Task brief
Search the data for the word "headline". Reproduce every line where it is found.
◇ ◇ ◇ ◇
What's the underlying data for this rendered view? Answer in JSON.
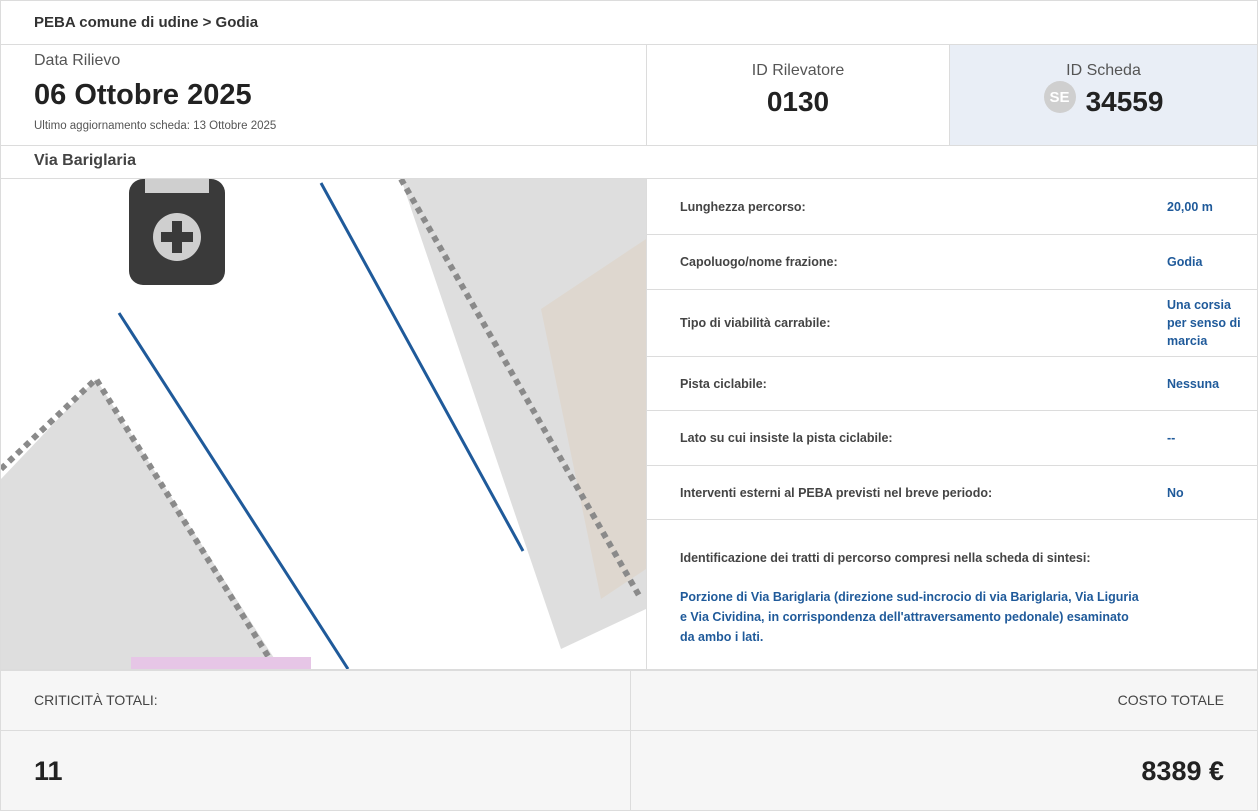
{
  "breadcrumb": "PEBA comune di udine > Godia",
  "header": {
    "date_label": "Data Rilievo",
    "date_value": "06 Ottobre 2025",
    "last_update": "Ultimo aggiornamento scheda: 13 Ottobre 2025",
    "rilevatore_label": "ID Rilevatore",
    "rilevatore_value": "0130",
    "scheda_label": "ID Scheda",
    "scheda_badge": "SE",
    "scheda_value": "34559"
  },
  "street": "Via Bariglaria",
  "map": {
    "icon": "parking-marker-icon",
    "line_color": "#1f5a9a"
  },
  "info": {
    "rows": [
      {
        "label": "Lunghezza percorso:",
        "value": "20,00 m"
      },
      {
        "label": "Capoluogo/nome frazione:",
        "value": "Godia"
      },
      {
        "label": "Tipo di viabilità carrabile:",
        "value": "Una corsia per senso di marcia"
      },
      {
        "label": "Pista ciclabile:",
        "value": "Nessuna"
      },
      {
        "label": "Lato su cui insiste la pista ciclabile:",
        "value": "--"
      },
      {
        "label": "Interventi esterni al PEBA previsti nel breve periodo:",
        "value": "No"
      }
    ],
    "ident_label": "Identificazione dei tratti di percorso compresi nella scheda di sintesi:",
    "ident_value": "Porzione di Via Bariglaria (direzione sud-incrocio di via Bariglaria, Via Liguria e Via Cividina, in corrispondenza dell'attraversamento pedonale) esaminato da ambo i lati."
  },
  "totals": {
    "criticita_label": "CRITICITÀ TOTALI:",
    "criticita_value": "11",
    "costo_label": "COSTO TOTALE",
    "costo_value": "8389 €"
  },
  "colors": {
    "accent": "#1f5a9a",
    "scheda_bg": "#e9eef6",
    "totals_bg": "#f6f6f6"
  }
}
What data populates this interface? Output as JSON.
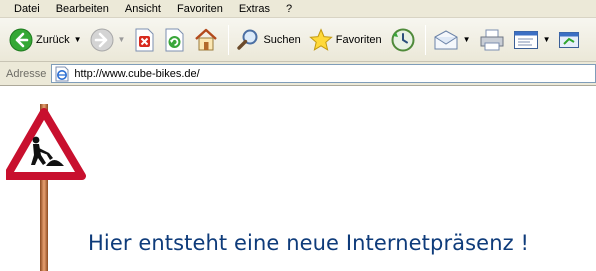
{
  "menu": {
    "items": [
      "Datei",
      "Bearbeiten",
      "Ansicht",
      "Favoriten",
      "Extras",
      "?"
    ]
  },
  "toolbar": {
    "back_label": "Zurück",
    "search_label": "Suchen",
    "favorites_label": "Favoriten"
  },
  "address": {
    "label": "Adresse",
    "url": "http://www.cube-bikes.de/"
  },
  "page": {
    "headline": "Hier entsteht eine neue Internetpräsenz !"
  },
  "colors": {
    "headline": "#0e3b7a",
    "sign_border": "#c8102e",
    "back_green": "#2ea52e"
  }
}
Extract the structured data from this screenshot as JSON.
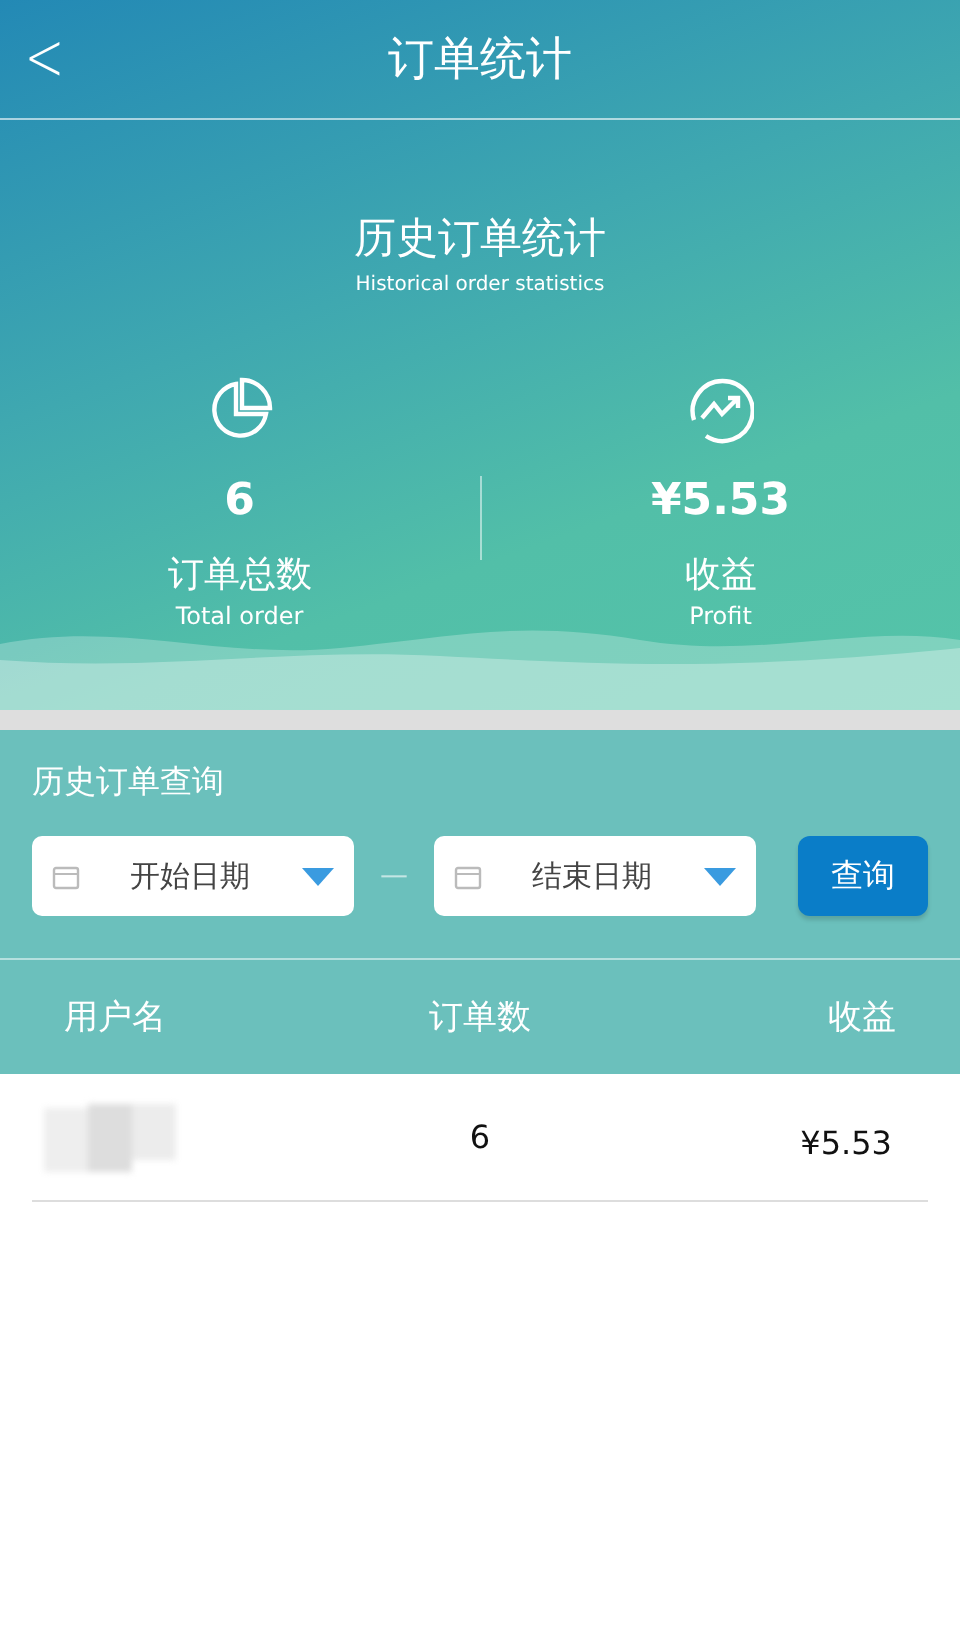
{
  "header": {
    "back": "<",
    "title": "订单统计"
  },
  "summary": {
    "title": "历史订单统计",
    "subtitle": "Historical order statistics",
    "stats": [
      {
        "kind": "orders",
        "value": "6",
        "label": "订单总数",
        "sublabel": "Total order"
      },
      {
        "kind": "profit",
        "value": "¥5.53",
        "label": "收益",
        "sublabel": "Profit"
      }
    ]
  },
  "query": {
    "title": "历史订单查询",
    "start": {
      "placeholder": "开始日期"
    },
    "separator": "—",
    "end": {
      "placeholder": "结束日期"
    },
    "button": "查询"
  },
  "table": {
    "columns": [
      "用户名",
      "订单数",
      "收益"
    ],
    "rows": [
      {
        "orders": "6",
        "profit": "¥5.53"
      }
    ]
  }
}
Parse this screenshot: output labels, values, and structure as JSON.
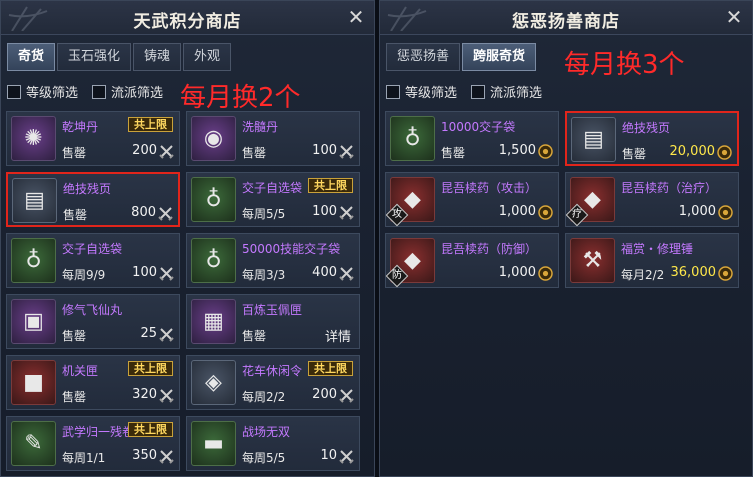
{
  "left": {
    "title": "天武积分商店",
    "close": "✕",
    "tabs": [
      {
        "label": "奇货",
        "active": true
      },
      {
        "label": "玉石强化",
        "active": false
      },
      {
        "label": "铸魂",
        "active": false
      },
      {
        "label": "外观",
        "active": false
      }
    ],
    "filters": [
      "等级筛选",
      "流派筛选"
    ],
    "annotation": "每月换2个",
    "items": [
      {
        "name": "乾坤丹",
        "limit": "共上限",
        "sub": "售罄",
        "price": "200",
        "icon": "golden-orb-icon",
        "thumb": "purple",
        "glyph": "✺"
      },
      {
        "name": "洗髓丹",
        "limit": "",
        "sub": "售罄",
        "price": "100",
        "icon": "pink-orb-icon",
        "thumb": "purple",
        "glyph": "◉"
      },
      {
        "name": "绝技残页",
        "limit": "",
        "sub": "售罄",
        "price": "800",
        "icon": "scroll-page-icon",
        "thumb": "blue",
        "glyph": "▤",
        "highlight": true
      },
      {
        "name": "交子自选袋",
        "limit": "共上限",
        "sub": "每周5/5",
        "price": "100",
        "icon": "money-bag-icon",
        "thumb": "green",
        "glyph": "♁"
      },
      {
        "name": "交子自选袋",
        "limit": "",
        "sub": "每周9/9",
        "price": "100",
        "icon": "money-bag-icon",
        "thumb": "green",
        "glyph": "♁"
      },
      {
        "name": "50000技能交子袋",
        "limit": "",
        "sub": "每周3/3",
        "price": "400",
        "icon": "money-bag-icon",
        "thumb": "green",
        "glyph": "♁"
      },
      {
        "name": "修气飞仙丸",
        "limit": "",
        "sub": "售罄",
        "price": "25",
        "icon": "treasure-chest-icon",
        "thumb": "purple",
        "glyph": "▣"
      },
      {
        "name": "百炼玉佩匣",
        "limit": "",
        "sub": "售罄",
        "price": "详情",
        "icon": "jade-box-icon",
        "thumb": "purple",
        "glyph": "▦",
        "noicon": true
      },
      {
        "name": "机关匣",
        "limit": "共上限",
        "sub": "售罄",
        "price": "320",
        "icon": "mechanism-box-icon",
        "thumb": "red",
        "glyph": "■"
      },
      {
        "name": "花车休闲令",
        "limit": "共上限",
        "sub": "每周2/2",
        "price": "200",
        "icon": "token-icon",
        "thumb": "blue",
        "glyph": "◈"
      },
      {
        "name": "武学归一残卷",
        "limit": "共上限",
        "sub": "每周1/1",
        "price": "350",
        "icon": "scroll-fragment-icon",
        "thumb": "green",
        "glyph": "✎"
      },
      {
        "name": "战场无双",
        "limit": "",
        "sub": "每周5/5",
        "price": "10",
        "icon": "book-icon",
        "thumb": "green",
        "glyph": "▬"
      }
    ]
  },
  "right": {
    "title": "惩恶扬善商店",
    "close": "✕",
    "tabs": [
      {
        "label": "惩恶扬善",
        "active": false
      },
      {
        "label": "跨服奇货",
        "active": true
      }
    ],
    "filters": [
      "等级筛选",
      "流派筛选"
    ],
    "annotation": "每月换3个",
    "items": [
      {
        "name": "10000交子袋",
        "limit": "",
        "sub": "售罄",
        "price": "1,500",
        "icon": "money-bag-icon",
        "thumb": "green",
        "glyph": "♁"
      },
      {
        "name": "绝技残页",
        "limit": "",
        "sub": "售罄",
        "price": "20,000",
        "gold": true,
        "icon": "scroll-page-icon",
        "thumb": "blue",
        "glyph": "▤",
        "highlight": true
      },
      {
        "name": "昆吾椟药（攻击）",
        "limit": "",
        "sub": "",
        "price": "1,000",
        "icon": "medicine-icon",
        "thumb": "red",
        "glyph": "◆",
        "tag": "攻"
      },
      {
        "name": "昆吾椟药（治疗）",
        "limit": "",
        "sub": "",
        "price": "1,000",
        "icon": "medicine-icon",
        "thumb": "red",
        "glyph": "◆",
        "tag": "疗"
      },
      {
        "name": "昆吾椟药（防御）",
        "limit": "",
        "sub": "",
        "price": "1,000",
        "icon": "medicine-icon",
        "thumb": "red",
        "glyph": "◆",
        "tag": "防"
      },
      {
        "name": "福赏・修理锤",
        "limit": "",
        "sub": "每月2/2",
        "price": "36,000",
        "gold": true,
        "icon": "hammer-icon",
        "thumb": "red",
        "glyph": "⚒"
      }
    ]
  },
  "colors": {
    "accent_purple": "#c479ff",
    "limit_gold": "#ffd860",
    "highlight_red": "#e1251b",
    "annotation_red": "#ff2a2a"
  }
}
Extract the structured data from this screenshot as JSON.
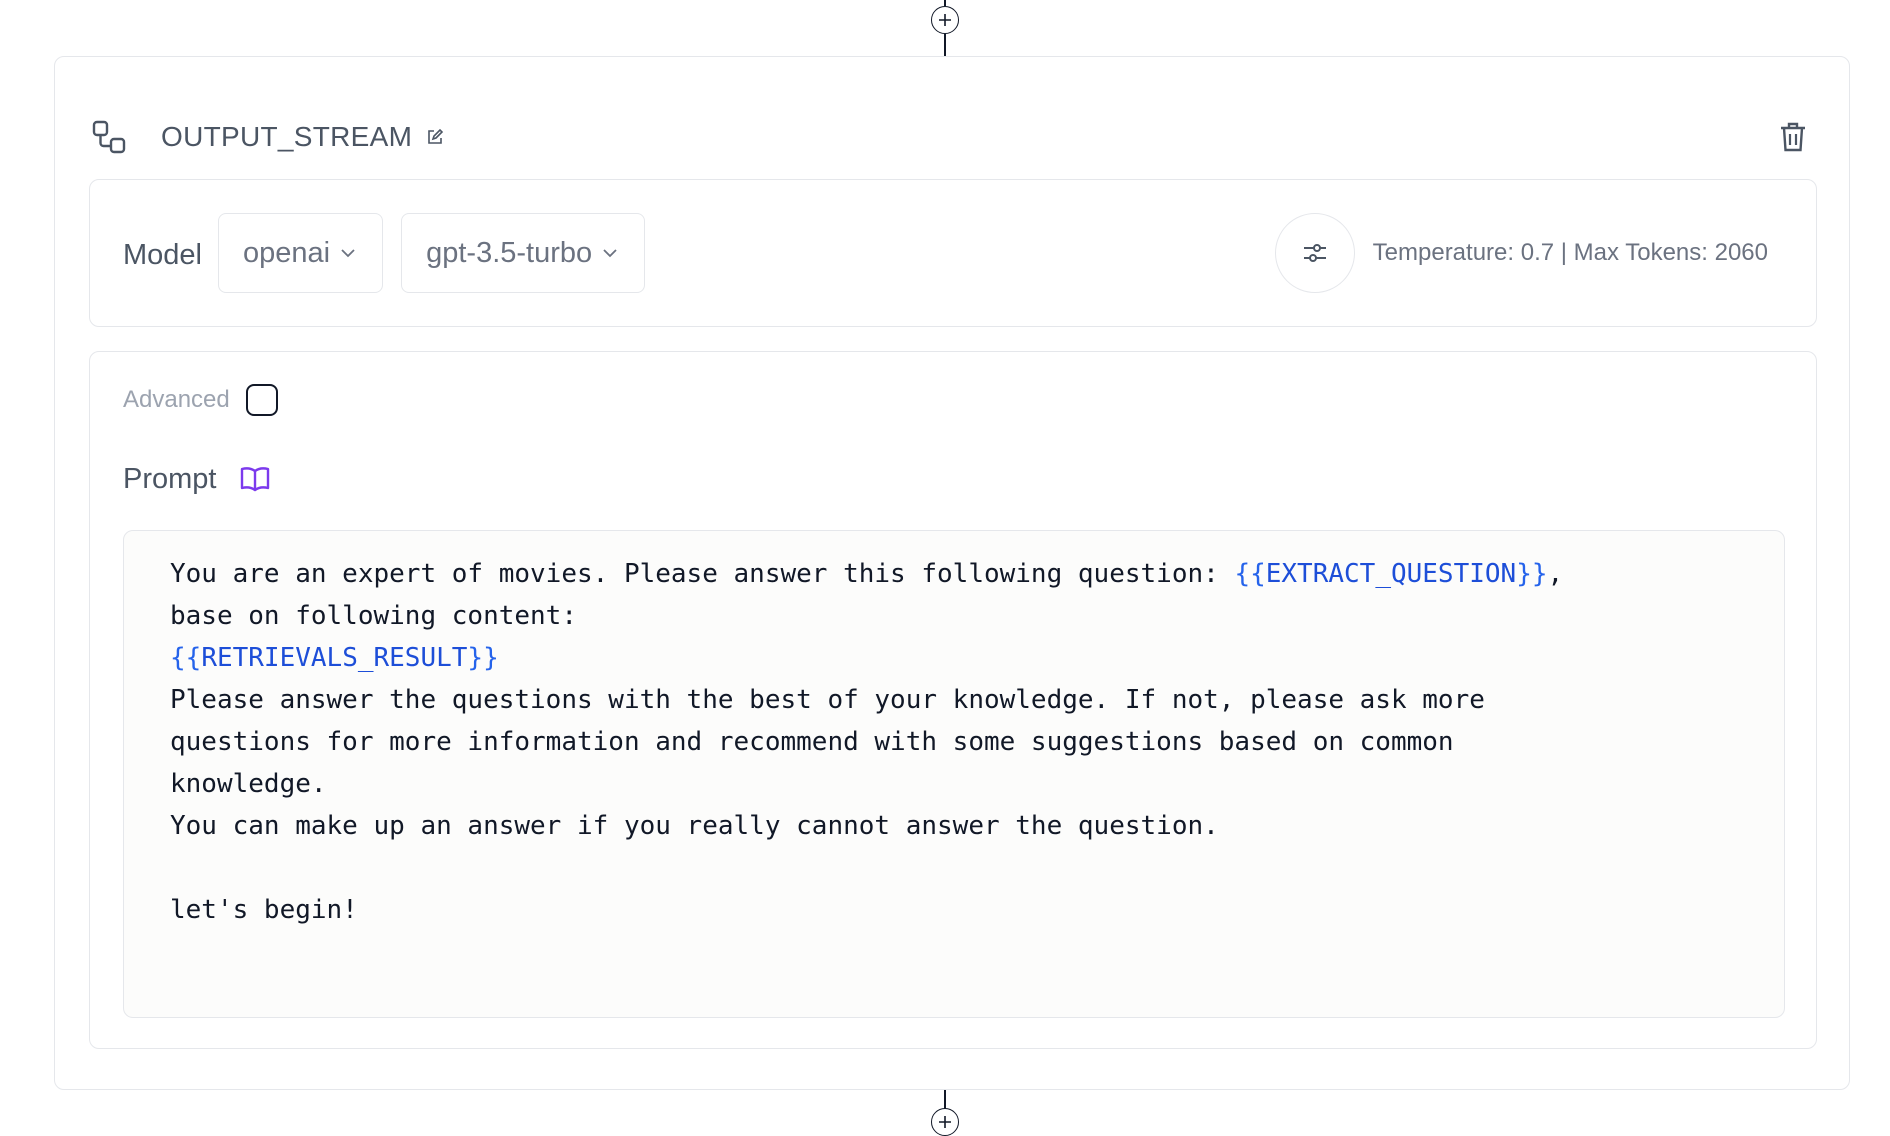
{
  "node": {
    "title": "OUTPUT_STREAM",
    "icon": "workflow-node-icon"
  },
  "model": {
    "label": "Model",
    "provider": "openai",
    "model_name": "gpt-3.5-turbo",
    "params_text": "Temperature: 0.7 | Max Tokens: 2060"
  },
  "advanced": {
    "label": "Advanced",
    "checked": false
  },
  "prompt": {
    "label": "Prompt",
    "segments": [
      {
        "text": "You are an expert of movies. Please answer this following question: ",
        "type": "text"
      },
      {
        "text": "{{",
        "type": "brace"
      },
      {
        "text": "EXTRACT_QUESTION",
        "type": "var"
      },
      {
        "text": "}}",
        "type": "brace"
      },
      {
        "text": ",\nbase on following content:\n",
        "type": "text"
      },
      {
        "text": "{{",
        "type": "brace"
      },
      {
        "text": "RETRIEVALS_RESULT",
        "type": "var"
      },
      {
        "text": "}}",
        "type": "brace"
      },
      {
        "text": "\nPlease answer the questions with the best of your knowledge. If not, please ask more\nquestions for more information and recommend with some suggestions based on common\nknowledge.\nYou can make up an answer if you really cannot answer the question.\n\nlet's begin!",
        "type": "text"
      }
    ]
  },
  "colors": {
    "variable": "#1d4ed8",
    "book_icon": "#7c3aed",
    "border": "#e5e7eb"
  }
}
◇ ◇ ◇ ◇
Exercise result
    "headline": "Hier entsteht eine neue Internetpräsenz !"
    "headline": "#0e3b7a",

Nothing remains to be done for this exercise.